> TASK
Print out each record below, unaltered and complete, without its images.

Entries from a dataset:
— start —

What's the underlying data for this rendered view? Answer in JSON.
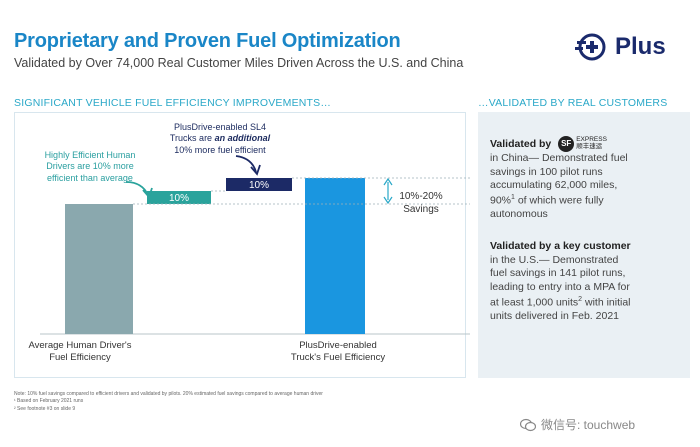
{
  "header": {
    "title": "Proprietary and Proven Fuel Optimization",
    "subtitle": "Validated by Over 74,000 Real Customer Miles Driven Across the U.S. and China",
    "logo_text": "Plus"
  },
  "sections": {
    "left": "SIGNIFICANT VEHICLE FUEL EFFICIENCY IMPROVEMENTS…",
    "right": "…VALIDATED BY REAL CUSTOMERS"
  },
  "chart_data": {
    "type": "bar",
    "title": "",
    "xlabel": "",
    "ylabel": "",
    "categories": [
      "Average Human Driver's Fuel Efficiency",
      "Highly Efficient Human Drivers",
      "PlusDrive-enabled SL4 Trucks",
      "PlusDrive-enabled Truck's Fuel Efficiency"
    ],
    "bars": [
      {
        "kind": "base",
        "start": 0,
        "end": 100,
        "label": "",
        "color": "#8aa8ae"
      },
      {
        "kind": "increment",
        "start": 100,
        "end": 110,
        "label": "10%",
        "color": "#2aa39c"
      },
      {
        "kind": "increment",
        "start": 110,
        "end": 120,
        "label": "10%",
        "color": "#1c2a66"
      },
      {
        "kind": "total",
        "start": 0,
        "end": 120,
        "label": "",
        "color": "#1a96e0"
      }
    ],
    "savings_range": "10%-20%",
    "savings_label": "Savings",
    "bar_labels": {
      "avg_line1": "Average Human Driver's",
      "avg_line2": "Fuel Efficiency",
      "plus_line1": "PlusDrive-enabled",
      "plus_line2": "Truck's Fuel Efficiency"
    },
    "annotations": {
      "human_line1": "Highly Efficient Human",
      "human_line2": "Drivers are 10% more",
      "human_line3": "efficient than average",
      "sl4_line1": "PlusDrive-enabled SL4",
      "sl4_line2a": "Trucks are ",
      "sl4_line2b": "an additional",
      "sl4_line3": "10% more fuel efficient"
    },
    "ylim": [
      0,
      130
    ],
    "grid": false
  },
  "validation": {
    "block1": {
      "heading": "Validated by",
      "sf_letters": "SF",
      "sf_en": "EXPRESS",
      "sf_cn": "顺丰速运",
      "line1": "in China— Demonstrated fuel",
      "line2": "savings in 100 pilot runs",
      "line3": "accumulating 62,000 miles,",
      "line4a": "90%",
      "line4sup": "1",
      "line4b": " of which were fully",
      "line5": "autonomous"
    },
    "block2": {
      "heading": "Validated by a key customer",
      "line1": "in the U.S.— Demonstrated",
      "line2": "fuel savings in 141 pilot runs,",
      "line3": "leading to entry into a MPA for",
      "line4a": "at least 1,000 units",
      "line4sup": "2",
      "line4b": " with initial",
      "line5": "units delivered in Feb. 2021"
    }
  },
  "footnotes": {
    "note": "Note: 10% fuel savings compared to efficient drivers and validated by pilots. 20% estimated fuel savings compared to average human driver",
    "fn1": "¹ Based on February 2021 runs",
    "fn2": "² See footnote #3 on slide 9"
  },
  "watermark": {
    "text": "微信号: touchweb"
  },
  "colors": {
    "title_blue": "#1a86c7",
    "section_cyan": "#2aa8c8",
    "navy": "#1c2a66",
    "teal": "#2aa39c",
    "bright_blue": "#1a96e0",
    "grey_bar": "#8aa8ae"
  }
}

— end —

> ANSWER BELOW
What's the underlying data for this rendered view? Answer in JSON.
{
  "header": {
    "title": "Proprietary and Proven Fuel Optimization",
    "subtitle": "Validated by Over 74,000 Real Customer Miles Driven Across the U.S. and China",
    "logo_text": "Plus"
  },
  "sections": {
    "left": "SIGNIFICANT VEHICLE FUEL EFFICIENCY IMPROVEMENTS…",
    "right": "…VALIDATED BY REAL CUSTOMERS"
  },
  "chart_data": {
    "type": "bar",
    "title": "",
    "xlabel": "",
    "ylabel": "",
    "categories": [
      "Average Human Driver's Fuel Efficiency",
      "Highly Efficient Human Drivers",
      "PlusDrive-enabled SL4 Trucks",
      "PlusDrive-enabled Truck's Fuel Efficiency"
    ],
    "bars": [
      {
        "kind": "base",
        "start": 0,
        "end": 100,
        "label": "",
        "color": "#8aa8ae"
      },
      {
        "kind": "increment",
        "start": 100,
        "end": 110,
        "label": "10%",
        "color": "#2aa39c"
      },
      {
        "kind": "increment",
        "start": 110,
        "end": 120,
        "label": "10%",
        "color": "#1c2a66"
      },
      {
        "kind": "total",
        "start": 0,
        "end": 120,
        "label": "",
        "color": "#1a96e0"
      }
    ],
    "savings_range": "10%-20%",
    "savings_label": "Savings",
    "bar_labels": {
      "avg_line1": "Average Human Driver's",
      "avg_line2": "Fuel Efficiency",
      "plus_line1": "PlusDrive-enabled",
      "plus_line2": "Truck's Fuel Efficiency"
    },
    "annotations": {
      "human_line1": "Highly Efficient Human",
      "human_line2": "Drivers are 10% more",
      "human_line3": "efficient than average",
      "sl4_line1": "PlusDrive-enabled SL4",
      "sl4_line2a": "Trucks are ",
      "sl4_line2b": "an additional",
      "sl4_line3": "10% more fuel efficient"
    },
    "ylim": [
      0,
      130
    ],
    "grid": false
  },
  "validation": {
    "block1": {
      "heading": "Validated by",
      "sf_letters": "SF",
      "sf_en": "EXPRESS",
      "sf_cn": "顺丰速运",
      "line1": "in China— Demonstrated fuel",
      "line2": "savings in 100 pilot runs",
      "line3": "accumulating 62,000 miles,",
      "line4a": "90%",
      "line4sup": "1",
      "line4b": " of which were fully",
      "line5": "autonomous"
    },
    "block2": {
      "heading": "Validated by a key customer",
      "line1": "in the U.S.— Demonstrated",
      "line2": "fuel savings in 141 pilot runs,",
      "line3": "leading to entry into a MPA for",
      "line4a": "at least 1,000 units",
      "line4sup": "2",
      "line4b": " with initial",
      "line5": "units delivered in Feb. 2021"
    }
  },
  "footnotes": {
    "note": "Note: 10% fuel savings compared to efficient drivers and validated by pilots. 20% estimated fuel savings compared to average human driver",
    "fn1": "¹ Based on February 2021 runs",
    "fn2": "² See footnote #3 on slide 9"
  },
  "watermark": {
    "text": "微信号: touchweb"
  },
  "colors": {
    "title_blue": "#1a86c7",
    "section_cyan": "#2aa8c8",
    "navy": "#1c2a66",
    "teal": "#2aa39c",
    "bright_blue": "#1a96e0",
    "grey_bar": "#8aa8ae"
  }
}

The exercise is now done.